* TASK OBJECTIVE: Select each line where the word "自然科普" appears.

===

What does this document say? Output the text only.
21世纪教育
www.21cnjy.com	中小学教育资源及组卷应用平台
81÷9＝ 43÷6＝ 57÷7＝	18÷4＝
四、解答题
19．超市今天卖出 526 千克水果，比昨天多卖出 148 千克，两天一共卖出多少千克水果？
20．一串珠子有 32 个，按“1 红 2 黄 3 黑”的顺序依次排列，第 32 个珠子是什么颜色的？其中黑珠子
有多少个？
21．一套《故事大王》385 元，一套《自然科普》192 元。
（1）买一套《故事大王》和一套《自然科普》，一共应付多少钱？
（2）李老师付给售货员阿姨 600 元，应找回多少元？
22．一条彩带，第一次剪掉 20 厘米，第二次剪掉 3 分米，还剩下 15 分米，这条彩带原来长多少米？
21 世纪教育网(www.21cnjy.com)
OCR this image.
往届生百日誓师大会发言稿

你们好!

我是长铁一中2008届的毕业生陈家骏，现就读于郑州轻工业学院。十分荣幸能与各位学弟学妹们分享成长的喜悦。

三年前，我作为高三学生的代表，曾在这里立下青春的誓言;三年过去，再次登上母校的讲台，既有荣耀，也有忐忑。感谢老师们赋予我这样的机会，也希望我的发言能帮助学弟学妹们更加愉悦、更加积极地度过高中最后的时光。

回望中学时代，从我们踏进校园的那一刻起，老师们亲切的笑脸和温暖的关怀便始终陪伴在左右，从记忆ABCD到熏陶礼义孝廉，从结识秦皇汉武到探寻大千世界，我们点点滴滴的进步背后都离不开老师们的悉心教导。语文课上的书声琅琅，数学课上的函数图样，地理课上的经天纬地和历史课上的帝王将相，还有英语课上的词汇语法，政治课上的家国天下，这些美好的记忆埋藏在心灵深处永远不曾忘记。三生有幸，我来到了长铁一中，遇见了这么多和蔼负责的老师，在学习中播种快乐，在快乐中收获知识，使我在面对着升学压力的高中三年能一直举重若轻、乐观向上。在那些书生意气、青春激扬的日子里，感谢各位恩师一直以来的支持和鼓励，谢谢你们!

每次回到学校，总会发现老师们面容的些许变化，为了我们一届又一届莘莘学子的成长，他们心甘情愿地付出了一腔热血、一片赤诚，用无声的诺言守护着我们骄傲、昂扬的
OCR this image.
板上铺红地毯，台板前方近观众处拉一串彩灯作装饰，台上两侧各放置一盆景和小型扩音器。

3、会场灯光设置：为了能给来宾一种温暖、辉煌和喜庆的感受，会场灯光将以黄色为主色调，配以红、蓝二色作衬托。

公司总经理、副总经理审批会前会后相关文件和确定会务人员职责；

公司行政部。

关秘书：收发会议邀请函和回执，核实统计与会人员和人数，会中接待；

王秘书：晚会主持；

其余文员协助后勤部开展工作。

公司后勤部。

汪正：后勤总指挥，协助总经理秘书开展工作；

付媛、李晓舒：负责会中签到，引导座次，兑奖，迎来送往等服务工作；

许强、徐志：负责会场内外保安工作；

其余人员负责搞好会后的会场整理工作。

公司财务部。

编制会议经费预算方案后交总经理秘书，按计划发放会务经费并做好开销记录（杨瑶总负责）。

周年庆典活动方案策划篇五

===

* SOLUTION FOR THIS PROBLEM:
21．一套《故事大王》385 元，一套《自然科普》192 元。
（1）买一套《故事大王》和一套《自然科普》，一共应付多少钱？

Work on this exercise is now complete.